#### [Data provided]
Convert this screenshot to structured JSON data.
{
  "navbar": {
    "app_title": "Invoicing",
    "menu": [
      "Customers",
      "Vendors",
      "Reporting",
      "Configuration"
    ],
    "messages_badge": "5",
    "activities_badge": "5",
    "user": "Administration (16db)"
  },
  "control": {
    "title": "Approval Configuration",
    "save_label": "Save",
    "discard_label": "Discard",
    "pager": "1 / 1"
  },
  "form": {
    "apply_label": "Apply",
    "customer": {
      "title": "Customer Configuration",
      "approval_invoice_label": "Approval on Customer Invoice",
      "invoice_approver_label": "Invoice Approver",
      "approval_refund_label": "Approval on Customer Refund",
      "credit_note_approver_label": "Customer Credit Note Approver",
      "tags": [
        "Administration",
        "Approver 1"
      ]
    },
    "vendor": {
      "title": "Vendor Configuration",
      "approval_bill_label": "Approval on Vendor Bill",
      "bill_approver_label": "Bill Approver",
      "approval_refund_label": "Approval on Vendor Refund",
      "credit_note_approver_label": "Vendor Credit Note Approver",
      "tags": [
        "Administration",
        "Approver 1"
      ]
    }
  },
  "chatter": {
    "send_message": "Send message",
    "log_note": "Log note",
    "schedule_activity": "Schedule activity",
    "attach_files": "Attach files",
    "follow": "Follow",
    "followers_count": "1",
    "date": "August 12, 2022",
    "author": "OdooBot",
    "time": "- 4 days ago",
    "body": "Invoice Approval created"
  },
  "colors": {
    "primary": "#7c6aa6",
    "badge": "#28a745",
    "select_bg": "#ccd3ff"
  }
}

#### [Given request]
Retype the records above exactly.

#### [Output below]
Convert this screenshot to structured JSON data.
{
  "navbar": {
    "app_title": "Invoicing",
    "menu": [
      "Customers",
      "Vendors",
      "Reporting",
      "Configuration"
    ],
    "messages_badge": "5",
    "activities_badge": "5",
    "user": "Administration (16db)"
  },
  "control": {
    "title": "Approval Configuration",
    "save_label": "Save",
    "discard_label": "Discard",
    "pager": "1 / 1"
  },
  "form": {
    "apply_label": "Apply",
    "customer": {
      "title": "Customer Configuration",
      "approval_invoice_label": "Approval on Customer Invoice",
      "invoice_approver_label": "Invoice Approver",
      "approval_refund_label": "Approval on Customer Refund",
      "credit_note_approver_label": "Customer Credit Note Approver",
      "tags": [
        "Administration",
        "Approver 1"
      ]
    },
    "vendor": {
      "title": "Vendor Configuration",
      "approval_bill_label": "Approval on Vendor Bill",
      "bill_approver_label": "Bill Approver",
      "approval_refund_label": "Approval on Vendor Refund",
      "credit_note_approver_label": "Vendor Credit Note Approver",
      "tags": [
        "Administration",
        "Approver 1"
      ]
    }
  },
  "chatter": {
    "send_message": "Send message",
    "log_note": "Log note",
    "schedule_activity": "Schedule activity",
    "attach_files": "Attach files",
    "follow": "Follow",
    "followers_count": "1",
    "date": "August 12, 2022",
    "author": "OdooBot",
    "time": "- 4 days ago",
    "body": "Invoice Approval created"
  },
  "colors": {
    "primary": "#7c6aa6",
    "badge": "#28a745",
    "select_bg": "#ccd3ff"
  }
}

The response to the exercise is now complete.